**Objective**: Write out all the entries word for word, but skip any images.

● ● ●

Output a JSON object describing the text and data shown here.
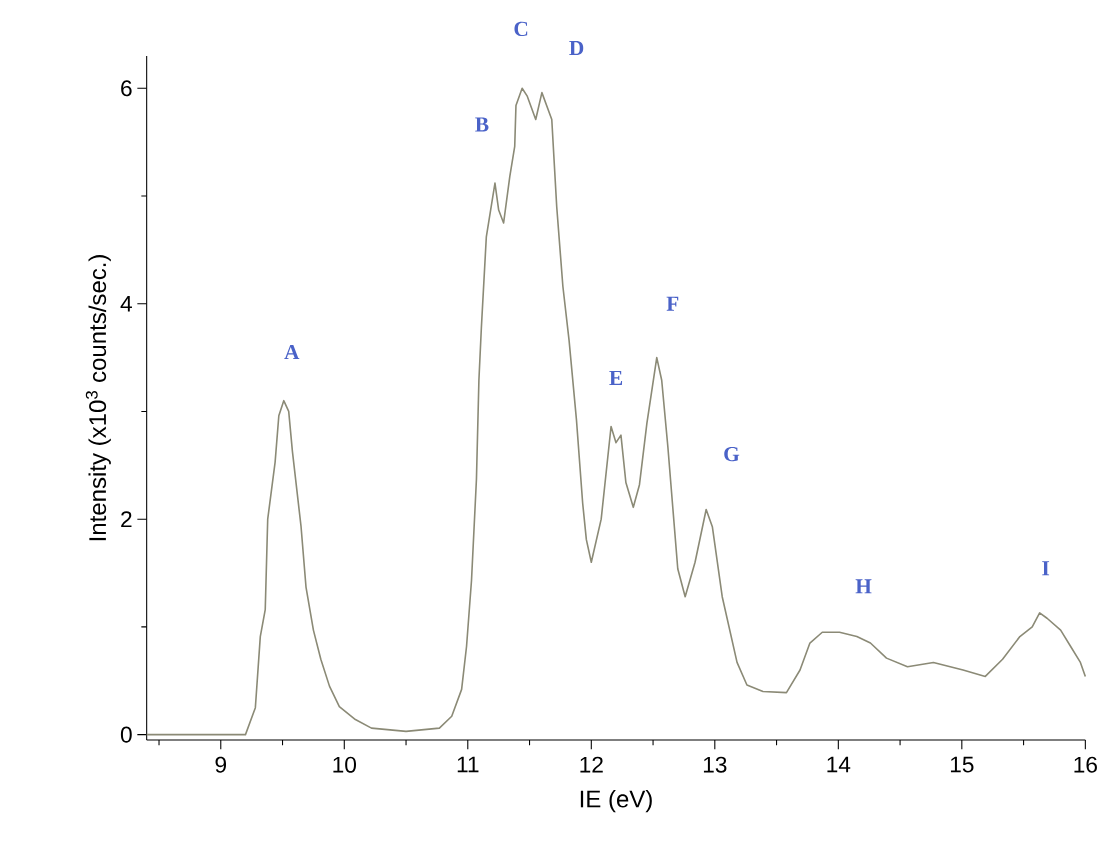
{
  "chart_data": {
    "type": "line",
    "xlabel": "IE (eV)",
    "ylabel": "Intensity (x10$^{3}$ counts/sec.)",
    "x": [
      8.4,
      9.1,
      9.2,
      9.28,
      9.32,
      9.36,
      9.38,
      9.44,
      9.47,
      9.51,
      9.55,
      9.58,
      9.65,
      9.69,
      9.75,
      9.81,
      9.88,
      9.96,
      10.09,
      10.22,
      10.5,
      10.77,
      10.87,
      10.95,
      10.99,
      11.03,
      11.07,
      11.09,
      11.11,
      11.15,
      11.22,
      11.25,
      11.29,
      11.34,
      11.38,
      11.39,
      11.44,
      11.48,
      11.55,
      11.6,
      11.68,
      11.72,
      11.77,
      11.82,
      11.88,
      11.93,
      11.96,
      12.0,
      12.08,
      12.16,
      12.2,
      12.24,
      12.28,
      12.34,
      12.39,
      12.45,
      12.53,
      12.57,
      12.62,
      12.7,
      12.76,
      12.84,
      12.93,
      12.98,
      13.06,
      13.18,
      13.26,
      13.39,
      13.58,
      13.69,
      13.77,
      13.87,
      14.01,
      14.15,
      14.26,
      14.39,
      14.56,
      14.77,
      15.01,
      15.19,
      15.33,
      15.47,
      15.57,
      15.63,
      15.69,
      15.8,
      15.88,
      15.96,
      16.0
    ],
    "series": [
      {
        "color": "#8b8a76",
        "values": [
          0,
          0,
          0,
          0.25,
          0.91,
          1.16,
          2.0,
          2.53,
          2.96,
          3.1,
          3.0,
          2.63,
          1.93,
          1.37,
          0.97,
          0.7,
          0.45,
          0.26,
          0.14,
          0.06,
          0.03,
          0.06,
          0.17,
          0.42,
          0.82,
          1.43,
          2.37,
          3.29,
          3.78,
          4.62,
          5.12,
          4.87,
          4.75,
          5.18,
          5.46,
          5.84,
          6.0,
          5.93,
          5.71,
          5.96,
          5.71,
          4.9,
          4.16,
          3.66,
          2.92,
          2.15,
          1.81,
          1.6,
          2.0,
          2.86,
          2.71,
          2.78,
          2.34,
          2.11,
          2.32,
          2.89,
          3.5,
          3.29,
          2.67,
          1.54,
          1.28,
          1.6,
          2.09,
          1.93,
          1.28,
          0.67,
          0.46,
          0.4,
          0.39,
          0.6,
          0.85,
          0.95,
          0.95,
          0.91,
          0.85,
          0.71,
          0.63,
          0.67,
          0.6,
          0.54,
          0.7,
          0.91,
          1.0,
          1.13,
          1.08,
          0.97,
          0.82,
          0.67,
          0.54
        ]
      }
    ],
    "xlim": [
      8.4,
      16
    ],
    "ylim": [
      -0.05,
      6.3
    ],
    "xticks": [
      {
        "value": 8.5,
        "label": null
      },
      9,
      {
        "value": 9.5,
        "label": null
      },
      10,
      {
        "value": 10.5,
        "label": null
      },
      11,
      {
        "value": 11.5,
        "label": null
      },
      12,
      {
        "value": 12.5,
        "label": null
      },
      13,
      {
        "value": 13.5,
        "label": null
      },
      14,
      {
        "value": 14.5,
        "label": null
      },
      15,
      {
        "value": 15.5,
        "label": null
      },
      16
    ],
    "yticks": [
      0,
      {
        "value": 1,
        "label": null
      },
      2,
      {
        "value": 3,
        "label": null
      },
      4,
      {
        "value": 5,
        "label": null
      },
      6
    ],
    "annotations": [
      {
        "text": "A",
        "x": 9.51,
        "y": 3.1
      },
      {
        "text": "B",
        "x": 11.22,
        "y": 5.12
      },
      {
        "text": "C",
        "x": 11.44,
        "y": 6.0
      },
      {
        "text": "D",
        "x": 11.6,
        "y": 5.96
      },
      {
        "text": "E",
        "x": 12.16,
        "y": 2.86
      },
      {
        "text": "F",
        "x": 12.53,
        "y": 3.5
      },
      {
        "text": "G",
        "x": 12.93,
        "y": 2.09
      },
      {
        "text": "H",
        "x": 14.01,
        "y": 0.95
      },
      {
        "text": "I",
        "x": 15.63,
        "y": 1.13
      }
    ],
    "grid": false,
    "marker": "none",
    "line_style": "solid"
  }
}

● ● ●

**Final result**:
Output a JSON object describing the text and data shown here.
{
  "chart_data": {
    "type": "line",
    "xlabel": "IE (eV)",
    "ylabel": "Intensity (x10$^{3}$ counts/sec.)",
    "x": [
      8.4,
      9.1,
      9.2,
      9.28,
      9.32,
      9.36,
      9.38,
      9.44,
      9.47,
      9.51,
      9.55,
      9.58,
      9.65,
      9.69,
      9.75,
      9.81,
      9.88,
      9.96,
      10.09,
      10.22,
      10.5,
      10.77,
      10.87,
      10.95,
      10.99,
      11.03,
      11.07,
      11.09,
      11.11,
      11.15,
      11.22,
      11.25,
      11.29,
      11.34,
      11.38,
      11.39,
      11.44,
      11.48,
      11.55,
      11.6,
      11.68,
      11.72,
      11.77,
      11.82,
      11.88,
      11.93,
      11.96,
      12.0,
      12.08,
      12.16,
      12.2,
      12.24,
      12.28,
      12.34,
      12.39,
      12.45,
      12.53,
      12.57,
      12.62,
      12.7,
      12.76,
      12.84,
      12.93,
      12.98,
      13.06,
      13.18,
      13.26,
      13.39,
      13.58,
      13.69,
      13.77,
      13.87,
      14.01,
      14.15,
      14.26,
      14.39,
      14.56,
      14.77,
      15.01,
      15.19,
      15.33,
      15.47,
      15.57,
      15.63,
      15.69,
      15.8,
      15.88,
      15.96,
      16.0
    ],
    "series": [
      {
        "color": "#8b8a76",
        "values": [
          0,
          0,
          0,
          0.25,
          0.91,
          1.16,
          2.0,
          2.53,
          2.96,
          3.1,
          3.0,
          2.63,
          1.93,
          1.37,
          0.97,
          0.7,
          0.45,
          0.26,
          0.14,
          0.06,
          0.03,
          0.06,
          0.17,
          0.42,
          0.82,
          1.43,
          2.37,
          3.29,
          3.78,
          4.62,
          5.12,
          4.87,
          4.75,
          5.18,
          5.46,
          5.84,
          6.0,
          5.93,
          5.71,
          5.96,
          5.71,
          4.9,
          4.16,
          3.66,
          2.92,
          2.15,
          1.81,
          1.6,
          2.0,
          2.86,
          2.71,
          2.78,
          2.34,
          2.11,
          2.32,
          2.89,
          3.5,
          3.29,
          2.67,
          1.54,
          1.28,
          1.6,
          2.09,
          1.93,
          1.28,
          0.67,
          0.46,
          0.4,
          0.39,
          0.6,
          0.85,
          0.95,
          0.95,
          0.91,
          0.85,
          0.71,
          0.63,
          0.67,
          0.6,
          0.54,
          0.7,
          0.91,
          1.0,
          1.13,
          1.08,
          0.97,
          0.82,
          0.67,
          0.54
        ]
      }
    ],
    "xlim": [
      8.4,
      16
    ],
    "ylim": [
      -0.05,
      6.3
    ],
    "xticks": [
      {
        "value": 8.5,
        "label": null
      },
      9,
      {
        "value": 9.5,
        "label": null
      },
      10,
      {
        "value": 10.5,
        "label": null
      },
      11,
      {
        "value": 11.5,
        "label": null
      },
      12,
      {
        "value": 12.5,
        "label": null
      },
      13,
      {
        "value": 13.5,
        "label": null
      },
      14,
      {
        "value": 14.5,
        "label": null
      },
      15,
      {
        "value": 15.5,
        "label": null
      },
      16
    ],
    "yticks": [
      0,
      {
        "value": 1,
        "label": null
      },
      2,
      {
        "value": 3,
        "label": null
      },
      4,
      {
        "value": 5,
        "label": null
      },
      6
    ],
    "annotations": [
      {
        "text": "A",
        "x": 9.51,
        "y": 3.1
      },
      {
        "text": "B",
        "x": 11.22,
        "y": 5.12
      },
      {
        "text": "C",
        "x": 11.44,
        "y": 6.0
      },
      {
        "text": "D",
        "x": 11.6,
        "y": 5.96
      },
      {
        "text": "E",
        "x": 12.16,
        "y": 2.86
      },
      {
        "text": "F",
        "x": 12.53,
        "y": 3.5
      },
      {
        "text": "G",
        "x": 12.93,
        "y": 2.09
      },
      {
        "text": "H",
        "x": 14.01,
        "y": 0.95
      },
      {
        "text": "I",
        "x": 15.63,
        "y": 1.13
      }
    ],
    "grid": false,
    "marker": "none",
    "line_style": "solid"
  }
}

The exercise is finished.